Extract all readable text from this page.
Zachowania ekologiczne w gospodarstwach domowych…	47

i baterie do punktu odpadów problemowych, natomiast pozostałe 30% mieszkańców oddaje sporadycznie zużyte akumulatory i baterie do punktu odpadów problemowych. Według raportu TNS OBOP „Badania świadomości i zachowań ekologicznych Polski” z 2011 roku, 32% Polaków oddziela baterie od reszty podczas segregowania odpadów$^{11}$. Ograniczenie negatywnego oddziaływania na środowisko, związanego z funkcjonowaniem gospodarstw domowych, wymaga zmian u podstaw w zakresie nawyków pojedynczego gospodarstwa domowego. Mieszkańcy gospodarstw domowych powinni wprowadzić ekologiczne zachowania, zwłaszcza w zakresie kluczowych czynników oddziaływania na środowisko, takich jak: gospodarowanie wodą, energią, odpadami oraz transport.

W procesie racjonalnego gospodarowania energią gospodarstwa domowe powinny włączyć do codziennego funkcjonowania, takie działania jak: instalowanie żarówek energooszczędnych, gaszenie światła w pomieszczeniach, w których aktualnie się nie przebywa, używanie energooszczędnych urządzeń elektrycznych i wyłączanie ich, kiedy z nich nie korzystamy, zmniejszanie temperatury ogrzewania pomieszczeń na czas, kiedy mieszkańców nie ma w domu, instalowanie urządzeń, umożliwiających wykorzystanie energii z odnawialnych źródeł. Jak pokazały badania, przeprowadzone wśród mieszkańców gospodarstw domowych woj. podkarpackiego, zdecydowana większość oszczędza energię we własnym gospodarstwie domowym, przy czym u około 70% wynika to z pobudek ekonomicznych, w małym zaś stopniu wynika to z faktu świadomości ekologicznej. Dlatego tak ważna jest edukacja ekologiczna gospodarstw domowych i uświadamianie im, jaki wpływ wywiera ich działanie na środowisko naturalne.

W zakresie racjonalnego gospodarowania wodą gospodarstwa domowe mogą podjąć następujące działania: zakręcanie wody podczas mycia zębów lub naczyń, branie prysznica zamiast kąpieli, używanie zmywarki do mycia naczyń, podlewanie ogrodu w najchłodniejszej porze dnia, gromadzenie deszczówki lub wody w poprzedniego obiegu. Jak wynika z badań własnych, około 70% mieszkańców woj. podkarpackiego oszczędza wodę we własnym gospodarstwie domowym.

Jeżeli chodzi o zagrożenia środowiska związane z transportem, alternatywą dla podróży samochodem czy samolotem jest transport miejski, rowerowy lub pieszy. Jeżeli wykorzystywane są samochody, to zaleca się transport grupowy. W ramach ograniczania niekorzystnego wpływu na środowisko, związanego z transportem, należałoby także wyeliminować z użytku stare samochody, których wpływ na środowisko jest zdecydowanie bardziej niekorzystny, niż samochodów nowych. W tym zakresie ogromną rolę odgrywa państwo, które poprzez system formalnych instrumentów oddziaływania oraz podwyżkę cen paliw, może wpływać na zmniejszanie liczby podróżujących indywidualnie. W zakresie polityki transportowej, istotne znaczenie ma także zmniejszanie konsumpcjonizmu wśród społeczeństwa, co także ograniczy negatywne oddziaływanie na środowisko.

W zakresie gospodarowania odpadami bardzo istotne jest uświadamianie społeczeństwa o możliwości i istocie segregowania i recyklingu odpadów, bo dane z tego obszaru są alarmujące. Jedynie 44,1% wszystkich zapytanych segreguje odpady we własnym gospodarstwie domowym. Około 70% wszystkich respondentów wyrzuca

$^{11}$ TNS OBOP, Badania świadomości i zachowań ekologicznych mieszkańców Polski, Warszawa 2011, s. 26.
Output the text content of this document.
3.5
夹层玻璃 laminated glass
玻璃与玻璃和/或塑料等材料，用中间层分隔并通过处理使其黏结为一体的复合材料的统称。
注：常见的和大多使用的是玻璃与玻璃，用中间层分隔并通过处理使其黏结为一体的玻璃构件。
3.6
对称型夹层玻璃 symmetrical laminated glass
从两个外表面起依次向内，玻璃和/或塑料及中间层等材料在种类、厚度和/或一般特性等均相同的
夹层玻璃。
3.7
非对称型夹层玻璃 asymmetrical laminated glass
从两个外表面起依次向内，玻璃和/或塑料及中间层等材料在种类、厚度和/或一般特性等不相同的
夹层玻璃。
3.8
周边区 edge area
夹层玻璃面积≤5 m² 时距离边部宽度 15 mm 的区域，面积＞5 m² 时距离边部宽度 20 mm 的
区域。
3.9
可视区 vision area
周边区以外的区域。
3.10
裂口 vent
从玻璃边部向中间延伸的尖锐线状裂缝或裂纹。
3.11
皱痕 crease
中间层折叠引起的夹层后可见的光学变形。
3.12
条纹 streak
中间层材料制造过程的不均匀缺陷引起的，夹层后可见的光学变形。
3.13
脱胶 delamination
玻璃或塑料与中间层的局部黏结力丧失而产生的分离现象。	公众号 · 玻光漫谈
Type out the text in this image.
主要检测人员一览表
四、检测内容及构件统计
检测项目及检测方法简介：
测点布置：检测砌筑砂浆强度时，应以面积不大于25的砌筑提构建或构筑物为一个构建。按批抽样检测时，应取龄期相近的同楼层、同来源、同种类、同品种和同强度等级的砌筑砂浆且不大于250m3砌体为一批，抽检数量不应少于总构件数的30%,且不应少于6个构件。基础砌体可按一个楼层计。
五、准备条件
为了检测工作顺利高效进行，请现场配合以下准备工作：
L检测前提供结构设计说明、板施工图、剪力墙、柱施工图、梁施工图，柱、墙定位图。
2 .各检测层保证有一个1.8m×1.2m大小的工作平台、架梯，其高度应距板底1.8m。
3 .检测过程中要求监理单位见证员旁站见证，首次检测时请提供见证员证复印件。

_REQUIREMENTS_.
Retype every entry word for word.

_THE REPLY_.
Extract all readable text from this page.
Zachowania ekologiczne w gospodarstwach domowych…	47

i baterie do punktu odpadów problemowych, natomiast pozostałe 30% mieszkańców oddaje sporadycznie zużyte akumulatory i baterie do punktu odpadów problemowych. Według raportu TNS OBOP „Badania świadomości i zachowań ekologicznych Polski” z 2011 roku, 32% Polaków oddziela baterie od reszty podczas segregowania odpadów$^{11}$. Ograniczenie negatywnego oddziaływania na środowisko, związanego z funkcjonowaniem gospodarstw domowych, wymaga zmian u podstaw w zakresie nawyków pojedynczego gospodarstwa domowego. Mieszkańcy gospodarstw domowych powinni wprowadzić ekologiczne zachowania, zwłaszcza w zakresie kluczowych czynników oddziaływania na środowisko, takich jak: gospodarowanie wodą, energią, odpadami oraz transport.

W procesie racjonalnego gospodarowania energią gospodarstwa domowe powinny włączyć do codziennego funkcjonowania, takie działania jak: instalowanie żarówek energooszczędnych, gaszenie światła w pomieszczeniach, w których aktualnie się nie przebywa, używanie energooszczędnych urządzeń elektrycznych i wyłączanie ich, kiedy z nich nie korzystamy, zmniejszanie temperatury ogrzewania pomieszczeń na czas, kiedy mieszkańców nie ma w domu, instalowanie urządzeń, umożliwiających wykorzystanie energii z odnawialnych źródeł. Jak pokazały badania, przeprowadzone wśród mieszkańców gospodarstw domowych woj. podkarpackiego, zdecydowana większość oszczędza energię we własnym gospodarstwie domowym, przy czym u około 70% wynika to z pobudek ekonomicznych, w małym zaś stopniu wynika to z faktu świadomości ekologicznej. Dlatego tak ważna jest edukacja ekologiczna gospodarstw domowych i uświadamianie im, jaki wpływ wywiera ich działanie na środowisko naturalne.

W zakresie racjonalnego gospodarowania wodą gospodarstwa domowe mogą podjąć następujące działania: zakręcanie wody podczas mycia zębów lub naczyń, branie prysznica zamiast kąpieli, używanie zmywarki do mycia naczyń, podlewanie ogrodu w najchłodniejszej porze dnia, gromadzenie deszczówki lub wody w poprzedniego obiegu. Jak wynika z badań własnych, około 70% mieszkańców woj. podkarpackiego oszczędza wodę we własnym gospodarstwie domowym.

Jeżeli chodzi o zagrożenia środowiska związane z transportem, alternatywą dla podróży samochodem czy samolotem jest transport miejski, rowerowy lub pieszy. Jeżeli wykorzystywane są samochody, to zaleca się transport grupowy. W ramach ograniczania niekorzystnego wpływu na środowisko, związanego z transportem, należałoby także wyeliminować z użytku stare samochody, których wpływ na środowisko jest zdecydowanie bardziej niekorzystny, niż samochodów nowych. W tym zakresie ogromną rolę odgrywa państwo, które poprzez system formalnych instrumentów oddziaływania oraz podwyżkę cen paliw, może wpływać na zmniejszanie liczby podróżujących indywidualnie. W zakresie polityki transportowej, istotne znaczenie ma także zmniejszanie konsumpcjonizmu wśród społeczeństwa, co także ograniczy negatywne oddziaływanie na środowisko.

W zakresie gospodarowania odpadami bardzo istotne jest uświadamianie społeczeństwa o możliwości i istocie segregowania i recyklingu odpadów, bo dane z tego obszaru są alarmujące. Jedynie 44,1% wszystkich zapytanych segreguje odpady we własnym gospodarstwie domowym. Około 70% wszystkich respondentów wyrzuca

$^{11}$ TNS OBOP, Badania świadomości i zachowań ekologicznych mieszkańców Polski, Warszawa 2011, s. 26.
Output the text content of this document.
3.5
夹层玻璃 laminated glass
玻璃与玻璃和/或塑料等材料，用中间层分隔并通过处理使其黏结为一体的复合材料的统称。
注：常见的和大多使用的是玻璃与玻璃，用中间层分隔并通过处理使其黏结为一体的玻璃构件。
3.6
对称型夹层玻璃 symmetrical laminated glass
从两个外表面起依次向内，玻璃和/或塑料及中间层等材料在种类、厚度和/或一般特性等均相同的
夹层玻璃。
3.7
非对称型夹层玻璃 asymmetrical laminated glass
从两个外表面起依次向内，玻璃和/或塑料及中间层等材料在种类、厚度和/或一般特性等不相同的
夹层玻璃。
3.8
周边区 edge area
夹层玻璃面积≤5 m² 时距离边部宽度 15 mm 的区域，面积＞5 m² 时距离边部宽度 20 mm 的
区域。
3.9
可视区 vision area
周边区以外的区域。
3.10
裂口 vent
从玻璃边部向中间延伸的尖锐线状裂缝或裂纹。
3.11
皱痕 crease
中间层折叠引起的夹层后可见的光学变形。
3.12
条纹 streak
中间层材料制造过程的不均匀缺陷引起的，夹层后可见的光学变形。
3.13
脱胶 delamination
玻璃或塑料与中间层的局部黏结力丧失而产生的分离现象。	公众号 · 玻光漫谈
Type out the text in this image.
主要检测人员一览表
四、检测内容及构件统计
检测项目及检测方法简介：
测点布置：检测砌筑砂浆强度时，应以面积不大于25的砌筑提构建或构筑物为一个构建。按批抽样检测时，应取龄期相近的同楼层、同来源、同种类、同品种和同强度等级的砌筑砂浆且不大于250m3砌体为一批，抽检数量不应少于总构件数的30%,且不应少于6个构件。基础砌体可按一个楼层计。
五、准备条件
为了检测工作顺利高效进行，请现场配合以下准备工作：
L检测前提供结构设计说明、板施工图、剪力墙、柱施工图、梁施工图，柱、墙定位图。
2 .各检测层保证有一个1.8m×1.2m大小的工作平台、架梯，其高度应距板底1.8m。
3 .检测过程中要求监理单位见证员旁站见证，首次检测时请提供见证员证复印件。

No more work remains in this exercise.